### [Stated goal]
Search the data below for the word "raison" and copy each line that holds it.

:: Supplied records

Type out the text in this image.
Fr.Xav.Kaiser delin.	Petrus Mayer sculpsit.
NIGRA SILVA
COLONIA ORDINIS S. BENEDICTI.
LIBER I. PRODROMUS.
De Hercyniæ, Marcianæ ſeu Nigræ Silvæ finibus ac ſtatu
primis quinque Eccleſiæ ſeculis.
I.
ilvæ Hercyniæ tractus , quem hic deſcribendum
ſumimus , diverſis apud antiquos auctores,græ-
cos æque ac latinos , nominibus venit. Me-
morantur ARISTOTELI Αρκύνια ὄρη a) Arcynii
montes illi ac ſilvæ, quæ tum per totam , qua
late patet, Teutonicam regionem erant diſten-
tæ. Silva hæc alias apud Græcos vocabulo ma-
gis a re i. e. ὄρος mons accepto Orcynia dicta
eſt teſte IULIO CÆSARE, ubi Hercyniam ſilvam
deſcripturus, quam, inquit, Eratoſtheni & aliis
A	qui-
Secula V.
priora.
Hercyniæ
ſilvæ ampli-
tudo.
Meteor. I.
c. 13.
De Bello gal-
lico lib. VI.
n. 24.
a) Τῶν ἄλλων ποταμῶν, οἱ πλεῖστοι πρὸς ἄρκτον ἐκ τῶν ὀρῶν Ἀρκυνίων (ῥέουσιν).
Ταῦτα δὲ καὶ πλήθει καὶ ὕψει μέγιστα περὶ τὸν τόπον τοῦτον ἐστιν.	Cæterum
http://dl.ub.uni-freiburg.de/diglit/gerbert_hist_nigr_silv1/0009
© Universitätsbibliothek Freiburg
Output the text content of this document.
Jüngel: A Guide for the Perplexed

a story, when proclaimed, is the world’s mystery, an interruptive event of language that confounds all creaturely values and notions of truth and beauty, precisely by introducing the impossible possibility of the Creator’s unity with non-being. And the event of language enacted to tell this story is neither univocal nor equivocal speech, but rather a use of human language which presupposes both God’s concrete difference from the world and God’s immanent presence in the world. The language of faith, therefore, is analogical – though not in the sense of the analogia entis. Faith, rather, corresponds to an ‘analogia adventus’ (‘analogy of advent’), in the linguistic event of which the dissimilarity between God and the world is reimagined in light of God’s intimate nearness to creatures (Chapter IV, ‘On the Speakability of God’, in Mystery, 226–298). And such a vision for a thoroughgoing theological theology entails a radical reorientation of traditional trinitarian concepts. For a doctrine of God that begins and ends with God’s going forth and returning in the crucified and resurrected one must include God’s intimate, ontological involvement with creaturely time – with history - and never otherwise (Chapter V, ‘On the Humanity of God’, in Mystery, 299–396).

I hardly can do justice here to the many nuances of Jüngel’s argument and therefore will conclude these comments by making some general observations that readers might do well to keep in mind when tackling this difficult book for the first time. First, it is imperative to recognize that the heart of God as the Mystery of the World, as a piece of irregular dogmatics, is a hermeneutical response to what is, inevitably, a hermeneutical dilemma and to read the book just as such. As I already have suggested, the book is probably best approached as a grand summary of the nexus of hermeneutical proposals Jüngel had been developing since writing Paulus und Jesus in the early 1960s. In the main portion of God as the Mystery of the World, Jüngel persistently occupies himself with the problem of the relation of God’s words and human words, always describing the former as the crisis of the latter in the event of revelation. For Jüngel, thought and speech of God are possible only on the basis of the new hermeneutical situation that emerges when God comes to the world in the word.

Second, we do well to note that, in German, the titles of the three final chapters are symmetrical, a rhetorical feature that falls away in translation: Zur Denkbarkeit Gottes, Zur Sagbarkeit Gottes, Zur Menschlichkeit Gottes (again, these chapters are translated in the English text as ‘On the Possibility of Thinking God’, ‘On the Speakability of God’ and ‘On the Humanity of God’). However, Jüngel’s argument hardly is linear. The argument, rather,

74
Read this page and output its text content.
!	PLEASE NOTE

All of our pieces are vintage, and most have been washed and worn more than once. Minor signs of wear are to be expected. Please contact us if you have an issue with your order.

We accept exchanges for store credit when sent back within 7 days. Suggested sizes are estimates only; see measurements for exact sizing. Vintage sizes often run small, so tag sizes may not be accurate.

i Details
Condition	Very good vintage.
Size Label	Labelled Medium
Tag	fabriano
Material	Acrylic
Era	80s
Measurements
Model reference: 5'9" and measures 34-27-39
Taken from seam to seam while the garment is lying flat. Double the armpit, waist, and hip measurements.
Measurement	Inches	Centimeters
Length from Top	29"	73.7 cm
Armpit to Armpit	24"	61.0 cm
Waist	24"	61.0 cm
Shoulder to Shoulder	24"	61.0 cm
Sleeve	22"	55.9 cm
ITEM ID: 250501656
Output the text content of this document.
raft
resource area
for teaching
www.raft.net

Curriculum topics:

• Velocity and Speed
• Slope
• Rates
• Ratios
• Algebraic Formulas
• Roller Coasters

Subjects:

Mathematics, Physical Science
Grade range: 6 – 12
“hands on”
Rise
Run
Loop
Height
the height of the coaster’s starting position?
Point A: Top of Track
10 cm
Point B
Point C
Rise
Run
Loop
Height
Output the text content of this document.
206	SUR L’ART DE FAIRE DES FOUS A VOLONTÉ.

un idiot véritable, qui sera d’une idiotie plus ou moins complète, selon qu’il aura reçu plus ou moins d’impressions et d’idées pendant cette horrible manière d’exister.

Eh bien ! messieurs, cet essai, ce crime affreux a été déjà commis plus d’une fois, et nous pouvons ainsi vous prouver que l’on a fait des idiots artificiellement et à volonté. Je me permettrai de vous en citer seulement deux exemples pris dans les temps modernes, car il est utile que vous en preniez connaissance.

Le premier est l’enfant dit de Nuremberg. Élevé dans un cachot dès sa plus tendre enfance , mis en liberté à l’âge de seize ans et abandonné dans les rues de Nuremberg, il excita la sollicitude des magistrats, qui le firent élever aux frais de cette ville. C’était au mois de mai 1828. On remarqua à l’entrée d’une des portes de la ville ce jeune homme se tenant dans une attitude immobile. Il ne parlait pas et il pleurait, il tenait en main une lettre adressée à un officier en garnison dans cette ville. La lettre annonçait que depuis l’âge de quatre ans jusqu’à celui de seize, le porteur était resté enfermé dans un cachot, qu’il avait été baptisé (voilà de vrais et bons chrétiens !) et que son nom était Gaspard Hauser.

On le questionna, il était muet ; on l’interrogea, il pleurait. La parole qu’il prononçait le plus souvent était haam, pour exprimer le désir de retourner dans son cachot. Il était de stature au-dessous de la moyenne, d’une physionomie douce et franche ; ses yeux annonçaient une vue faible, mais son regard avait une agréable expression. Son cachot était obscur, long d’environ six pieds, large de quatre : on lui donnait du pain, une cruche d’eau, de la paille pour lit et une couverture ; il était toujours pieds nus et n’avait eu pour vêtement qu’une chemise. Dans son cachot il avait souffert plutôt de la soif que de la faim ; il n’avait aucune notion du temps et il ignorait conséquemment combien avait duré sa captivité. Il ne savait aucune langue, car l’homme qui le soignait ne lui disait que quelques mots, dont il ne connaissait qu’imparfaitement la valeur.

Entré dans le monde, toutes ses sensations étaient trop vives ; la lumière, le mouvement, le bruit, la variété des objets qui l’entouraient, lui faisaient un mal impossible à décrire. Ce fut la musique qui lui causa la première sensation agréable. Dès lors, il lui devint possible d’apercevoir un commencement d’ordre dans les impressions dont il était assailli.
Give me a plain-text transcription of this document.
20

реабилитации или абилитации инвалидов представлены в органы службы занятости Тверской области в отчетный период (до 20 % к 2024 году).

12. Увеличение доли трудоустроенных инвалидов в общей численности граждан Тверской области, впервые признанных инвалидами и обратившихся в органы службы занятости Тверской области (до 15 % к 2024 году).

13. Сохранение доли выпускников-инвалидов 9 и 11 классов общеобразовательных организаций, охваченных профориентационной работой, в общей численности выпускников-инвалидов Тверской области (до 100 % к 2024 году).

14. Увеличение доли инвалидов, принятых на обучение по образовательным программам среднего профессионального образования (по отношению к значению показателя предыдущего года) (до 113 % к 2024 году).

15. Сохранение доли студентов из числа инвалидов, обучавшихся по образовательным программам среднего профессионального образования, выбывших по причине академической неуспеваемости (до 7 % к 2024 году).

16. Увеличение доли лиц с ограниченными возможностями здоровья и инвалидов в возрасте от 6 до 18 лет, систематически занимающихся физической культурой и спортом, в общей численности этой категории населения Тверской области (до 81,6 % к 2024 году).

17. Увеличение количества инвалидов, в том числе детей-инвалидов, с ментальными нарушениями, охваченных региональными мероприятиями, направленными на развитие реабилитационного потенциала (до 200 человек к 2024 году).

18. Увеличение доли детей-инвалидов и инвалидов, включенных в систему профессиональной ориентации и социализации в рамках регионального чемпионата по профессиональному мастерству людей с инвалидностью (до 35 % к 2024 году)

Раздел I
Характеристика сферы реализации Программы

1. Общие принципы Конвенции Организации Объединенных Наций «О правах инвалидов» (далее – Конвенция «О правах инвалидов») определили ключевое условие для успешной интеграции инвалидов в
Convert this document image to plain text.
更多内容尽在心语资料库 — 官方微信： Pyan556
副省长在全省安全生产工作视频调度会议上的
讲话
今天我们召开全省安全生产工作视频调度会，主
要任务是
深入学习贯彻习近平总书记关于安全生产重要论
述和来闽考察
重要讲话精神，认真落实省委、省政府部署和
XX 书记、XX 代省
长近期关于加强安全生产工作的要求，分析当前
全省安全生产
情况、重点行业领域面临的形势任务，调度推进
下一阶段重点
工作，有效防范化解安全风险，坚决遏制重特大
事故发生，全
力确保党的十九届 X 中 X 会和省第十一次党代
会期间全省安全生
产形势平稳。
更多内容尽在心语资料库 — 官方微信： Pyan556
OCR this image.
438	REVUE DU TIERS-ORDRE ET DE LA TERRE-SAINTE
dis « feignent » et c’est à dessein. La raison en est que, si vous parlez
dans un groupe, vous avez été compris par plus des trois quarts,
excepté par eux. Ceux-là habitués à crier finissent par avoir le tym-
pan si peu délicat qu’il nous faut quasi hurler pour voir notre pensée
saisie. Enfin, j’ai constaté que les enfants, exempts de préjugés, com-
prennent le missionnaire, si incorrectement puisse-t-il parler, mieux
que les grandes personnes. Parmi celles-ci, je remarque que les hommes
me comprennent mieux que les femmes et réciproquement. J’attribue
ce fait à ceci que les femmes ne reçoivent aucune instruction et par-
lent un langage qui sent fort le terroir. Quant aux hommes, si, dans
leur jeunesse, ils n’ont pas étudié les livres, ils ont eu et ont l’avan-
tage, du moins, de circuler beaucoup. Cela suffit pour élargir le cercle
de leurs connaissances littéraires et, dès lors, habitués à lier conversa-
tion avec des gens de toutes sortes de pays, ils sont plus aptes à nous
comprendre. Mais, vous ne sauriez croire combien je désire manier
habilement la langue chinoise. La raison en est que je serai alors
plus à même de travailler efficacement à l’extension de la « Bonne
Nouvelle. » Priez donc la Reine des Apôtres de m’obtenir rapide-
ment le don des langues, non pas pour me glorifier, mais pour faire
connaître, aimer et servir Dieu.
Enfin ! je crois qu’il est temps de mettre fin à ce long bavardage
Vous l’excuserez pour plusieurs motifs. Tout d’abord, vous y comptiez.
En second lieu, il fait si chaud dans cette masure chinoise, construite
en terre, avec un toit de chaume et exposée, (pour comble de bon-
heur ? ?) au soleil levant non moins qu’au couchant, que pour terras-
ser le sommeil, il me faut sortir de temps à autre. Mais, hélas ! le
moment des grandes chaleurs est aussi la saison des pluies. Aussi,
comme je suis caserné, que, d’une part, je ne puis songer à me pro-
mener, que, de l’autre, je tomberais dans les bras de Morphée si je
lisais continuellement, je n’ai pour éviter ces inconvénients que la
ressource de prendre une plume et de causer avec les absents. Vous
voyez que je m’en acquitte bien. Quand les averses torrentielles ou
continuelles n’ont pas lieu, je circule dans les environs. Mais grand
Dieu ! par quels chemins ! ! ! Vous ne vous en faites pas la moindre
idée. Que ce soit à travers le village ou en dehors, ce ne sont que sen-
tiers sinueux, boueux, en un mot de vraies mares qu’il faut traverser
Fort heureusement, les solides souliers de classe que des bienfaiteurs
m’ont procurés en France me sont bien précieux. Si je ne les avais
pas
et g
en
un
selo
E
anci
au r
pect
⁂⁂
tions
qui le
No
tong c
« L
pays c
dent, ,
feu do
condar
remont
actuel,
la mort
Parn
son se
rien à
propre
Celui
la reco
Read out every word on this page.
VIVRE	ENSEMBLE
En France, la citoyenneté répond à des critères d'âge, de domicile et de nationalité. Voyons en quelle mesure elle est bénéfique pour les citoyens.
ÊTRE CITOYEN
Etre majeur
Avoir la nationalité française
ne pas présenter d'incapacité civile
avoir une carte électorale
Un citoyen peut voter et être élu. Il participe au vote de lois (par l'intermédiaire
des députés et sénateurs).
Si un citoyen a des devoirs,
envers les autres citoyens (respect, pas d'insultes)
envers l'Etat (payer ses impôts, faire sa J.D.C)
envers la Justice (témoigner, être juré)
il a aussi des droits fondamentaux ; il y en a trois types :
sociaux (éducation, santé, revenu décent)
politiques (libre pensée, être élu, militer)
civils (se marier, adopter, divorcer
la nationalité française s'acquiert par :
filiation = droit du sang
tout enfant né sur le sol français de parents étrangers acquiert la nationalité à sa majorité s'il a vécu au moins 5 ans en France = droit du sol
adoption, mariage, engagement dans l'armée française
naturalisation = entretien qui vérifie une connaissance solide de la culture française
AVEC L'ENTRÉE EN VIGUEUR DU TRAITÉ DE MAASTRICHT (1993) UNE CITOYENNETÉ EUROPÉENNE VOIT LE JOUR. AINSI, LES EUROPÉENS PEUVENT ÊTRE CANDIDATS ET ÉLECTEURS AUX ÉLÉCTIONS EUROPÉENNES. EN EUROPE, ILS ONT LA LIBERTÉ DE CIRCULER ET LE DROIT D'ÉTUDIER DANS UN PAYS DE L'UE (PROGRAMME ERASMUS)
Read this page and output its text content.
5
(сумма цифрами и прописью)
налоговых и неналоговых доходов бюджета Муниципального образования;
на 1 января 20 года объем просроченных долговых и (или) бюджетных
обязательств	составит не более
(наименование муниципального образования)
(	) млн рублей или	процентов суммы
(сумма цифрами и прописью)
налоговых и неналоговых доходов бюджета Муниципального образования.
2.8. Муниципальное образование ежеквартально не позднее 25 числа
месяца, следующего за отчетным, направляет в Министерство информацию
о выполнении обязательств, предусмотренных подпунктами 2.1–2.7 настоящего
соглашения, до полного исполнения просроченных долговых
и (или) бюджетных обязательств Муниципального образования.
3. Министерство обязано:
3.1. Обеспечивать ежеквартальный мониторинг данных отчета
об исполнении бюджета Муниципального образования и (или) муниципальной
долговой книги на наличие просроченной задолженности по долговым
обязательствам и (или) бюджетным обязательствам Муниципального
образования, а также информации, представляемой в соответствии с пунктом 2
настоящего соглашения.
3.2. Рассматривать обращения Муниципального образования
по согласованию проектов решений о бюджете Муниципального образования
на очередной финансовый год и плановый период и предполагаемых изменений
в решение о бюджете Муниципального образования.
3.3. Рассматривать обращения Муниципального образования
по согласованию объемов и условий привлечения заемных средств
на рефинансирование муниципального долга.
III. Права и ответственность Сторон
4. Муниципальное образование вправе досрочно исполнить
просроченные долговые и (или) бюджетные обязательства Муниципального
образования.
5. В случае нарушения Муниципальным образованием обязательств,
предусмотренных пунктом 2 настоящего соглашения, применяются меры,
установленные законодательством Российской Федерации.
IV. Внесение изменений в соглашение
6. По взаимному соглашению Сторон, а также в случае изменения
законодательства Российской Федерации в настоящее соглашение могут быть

::::

### [Solution to the exercise]
dis « feignent » et c’est à dessein. La raison en est que, si vous parlez
habilement la langue chinoise. La raison en est que je serai alors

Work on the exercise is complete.